▶ _Exercise requirements_: Read the data and repeat all of it exactly.

>>>

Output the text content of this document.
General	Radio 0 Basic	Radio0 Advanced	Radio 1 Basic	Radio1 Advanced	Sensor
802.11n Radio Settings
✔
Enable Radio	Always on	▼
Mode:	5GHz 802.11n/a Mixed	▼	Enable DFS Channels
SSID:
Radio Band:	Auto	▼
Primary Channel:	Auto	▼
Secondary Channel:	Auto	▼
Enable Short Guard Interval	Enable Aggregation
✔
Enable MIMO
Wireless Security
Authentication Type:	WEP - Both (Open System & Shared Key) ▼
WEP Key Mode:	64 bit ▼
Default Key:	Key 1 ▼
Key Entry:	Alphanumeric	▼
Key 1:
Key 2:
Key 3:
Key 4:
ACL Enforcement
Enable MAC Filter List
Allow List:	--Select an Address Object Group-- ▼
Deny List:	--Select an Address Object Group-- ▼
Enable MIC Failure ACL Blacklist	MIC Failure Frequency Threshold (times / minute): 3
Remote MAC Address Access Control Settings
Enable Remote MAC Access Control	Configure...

<<<

▶ _Task solution_:
Output the text content of this document.
General	Radio 0 Basic	Radio0 Advanced	Radio 1 Basic	Radio1 Advanced	Sensor
802.11n Radio Settings
✔
Enable Radio	Always on	▼
Mode:	5GHz 802.11n/a Mixed	▼	Enable DFS Channels
SSID:
Radio Band:	Auto	▼
Primary Channel:	Auto	▼
Secondary Channel:	Auto	▼
Enable Short Guard Interval	Enable Aggregation
✔
Enable MIMO
Wireless Security
Authentication Type:	WEP - Both (Open System & Shared Key) ▼
WEP Key Mode:	64 bit ▼
Default Key:	Key 1 ▼
Key Entry:	Alphanumeric	▼
Key 1:
Key 2:
Key 3:
Key 4:
ACL Enforcement
Enable MAC Filter List
Allow List:	--Select an Address Object Group-- ▼
Deny List:	--Select an Address Object Group-- ▼
Enable MIC Failure ACL Blacklist	MIC Failure Frequency Threshold (times / minute): 3
Remote MAC Address Access Control Settings
Enable Remote MAC Access Control	Configure...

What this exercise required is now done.